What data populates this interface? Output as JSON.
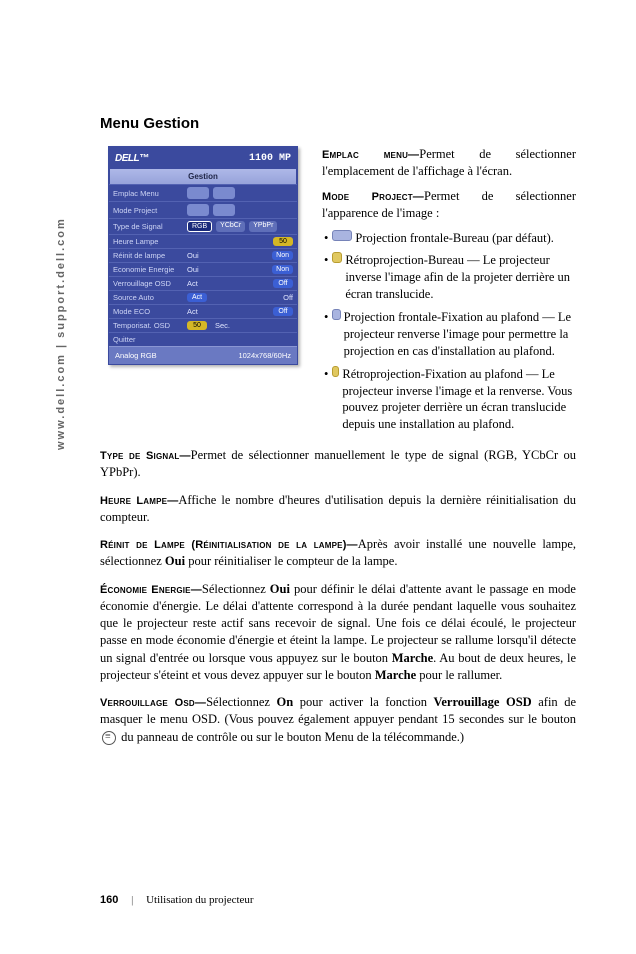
{
  "side_url": "www.dell.com | support.dell.com",
  "title": "Menu Gestion",
  "osd": {
    "logo": "DELL™",
    "model": "1100 MP",
    "tab": "Gestion",
    "rows": {
      "emplac": "Emplac Menu",
      "mode": "Mode Project",
      "signal": "Type de Signal",
      "signal_rgb": "RGB",
      "signal_ycbcr": "YCbCr",
      "signal_ypbpr": "YPbPr",
      "heure": "Heure Lampe",
      "heure_val": "50",
      "reinit": "Réinit de lampe",
      "oui": "Oui",
      "non": "Non",
      "eco_energie": "Economie Energie",
      "verrou": "Verrouillage OSD",
      "act": "Act",
      "off": "Off",
      "source": "Source Auto",
      "mode_eco": "Mode ECO",
      "temporisat": "Temporisat. OSD",
      "temporisat_val": "50",
      "sec": "Sec.",
      "quitter": "Quitter"
    },
    "foot_left": "Analog RGB",
    "foot_right": "1024x768/60Hz"
  },
  "right": {
    "p1a": "Emplac menu—",
    "p1b": "Permet de sélectionner l'emplacement de l'affichage à l'écran.",
    "p2a": "Mode Project—",
    "p2b": "Permet de sélectionner l'apparence de l'image :",
    "b1": "Projection frontale-Bureau (par défaut).",
    "b2": "Rétroprojection-Bureau — Le projecteur inverse l'image afin de la projeter derrière un écran translucide.",
    "b3": "Projection frontale-Fixation au plafond — Le projecteur renverse l'image pour permettre la projection en cas d'installation au plafond.",
    "b4": "Rétroprojection-Fixation au plafond — Le projecteur inverse l'image et la renverse. Vous pouvez projeter derrière un écran translucide depuis une installation au plafond."
  },
  "body": {
    "p3a": "Type de Signal—",
    "p3b": "Permet de sélectionner manuellement le type de signal (RGB, YCbCr ou YPbPr).",
    "p4a": "Heure Lampe—",
    "p4b": "Affiche le nombre d'heures d'utilisation depuis la dernière réinitialisation du compteur.",
    "p5a": "Réinit de Lampe (Réinitialisation de la lampe)—",
    "p5b1": "Après avoir installé une nouvelle lampe, sélectionnez ",
    "p5b2": "Oui",
    "p5b3": " pour réinitialiser le compteur de la lampe.",
    "p6a": "Économie Energie—",
    "p6b1": "Sélectionnez ",
    "p6b2": "Oui",
    "p6b3": " pour définir le délai d'attente avant le passage en mode économie d'énergie. Le délai d'attente correspond à la durée pendant laquelle vous souhaitez que le projecteur reste actif sans recevoir de signal. Une fois ce délai écoulé, le projecteur passe en mode économie d'énergie et éteint la lampe. Le projecteur se rallume lorsqu'il détecte un signal d'entrée ou lorsque vous appuyez sur le bouton ",
    "p6b4": "Marche",
    "p6b5": ". Au bout de deux heures, le projecteur s'éteint et vous devez appuyer sur le bouton ",
    "p6b6": "Marche",
    "p6b7": " pour le rallumer.",
    "p7a": "Verrouillage Osd—",
    "p7b1": "Sélectionnez ",
    "p7b2": "On",
    "p7b3": " pour activer la fonction ",
    "p7b4": "Verrouillage OSD",
    "p7b5": " afin de masquer le menu OSD. (Vous pouvez également appuyer pendant 15 secondes sur le bouton ",
    "p7b6": " du panneau de contrôle ou sur le bouton Menu de la télécommande.)"
  },
  "footer": {
    "page": "160",
    "section": "Utilisation du projecteur"
  }
}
# # #
What is expected:
Check each line above for "projeter" and return the ones that have it.

Exercise solution:
    "b2": "Rétroprojection-Bureau — Le projecteur inverse l'image afin de la projeter derrière un écran translucide.",
    "b4": "Rétroprojection-Fixation au plafond — Le projecteur inverse l'image et la renverse. Vous pouvez projeter derrière un écran translucide depuis une installation au plafond."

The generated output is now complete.